▶ **Given task**
Reproduce word for word the lines in the rows below, from the line with "draft-icon bbox=[277, 318, 293, 337]" to the line with "properties-key-icon bbox=[306, 318, 325, 335]", including both of those lines.

Stored items
%%
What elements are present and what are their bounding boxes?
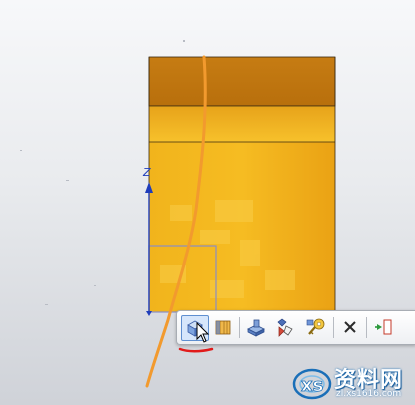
draft-icon bbox=[277, 318, 293, 337]
properties-button[interactable] bbox=[303, 315, 329, 339]
mouse-cursor-icon bbox=[196, 322, 210, 343]
toolbar-separator bbox=[333, 317, 334, 338]
axis-z-label: Z bbox=[143, 166, 151, 179]
revolve-icon bbox=[215, 320, 231, 335]
delete-x-icon bbox=[344, 321, 356, 333]
properties-key-icon bbox=[306, 318, 325, 335]
part-transition-band[interactable] bbox=[149, 106, 335, 142]
draft-button[interactable] bbox=[272, 315, 298, 339]
watermark-url: zl.xs1616.com bbox=[336, 389, 402, 399]
quick-access-toolbar bbox=[176, 310, 415, 345]
part-top-face[interactable] bbox=[148, 56, 336, 107]
watermark: xs 资料网 zl.xs1616.com bbox=[288, 360, 415, 405]
annotation-underline bbox=[178, 347, 214, 353]
xs-logo-icon: xs bbox=[292, 368, 332, 400]
toolbar-separator bbox=[366, 317, 367, 338]
move-button[interactable] bbox=[371, 315, 397, 339]
delete-button[interactable] bbox=[337, 315, 363, 339]
move-arrow-icon bbox=[375, 319, 392, 335]
toolbar-separator bbox=[239, 317, 240, 338]
svg-text:xs: xs bbox=[301, 375, 323, 396]
revolve-button[interactable] bbox=[210, 315, 236, 339]
shell-icon bbox=[247, 319, 265, 337]
3d-viewport[interactable]: Z xs 资料网 zl.xs1616.com bbox=[0, 0, 415, 405]
shell-button[interactable] bbox=[243, 315, 269, 339]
%%
▶ **Expected answer**
draft-icon bbox=[277, 318, 293, 337]
properties-button[interactable] bbox=[303, 315, 329, 339]
mouse-cursor-icon bbox=[196, 322, 210, 343]
toolbar-separator bbox=[333, 317, 334, 338]
axis-z-label: Z bbox=[143, 166, 151, 179]
revolve-icon bbox=[215, 320, 231, 335]
delete-x-icon bbox=[344, 321, 356, 333]
properties-key-icon bbox=[306, 318, 325, 335]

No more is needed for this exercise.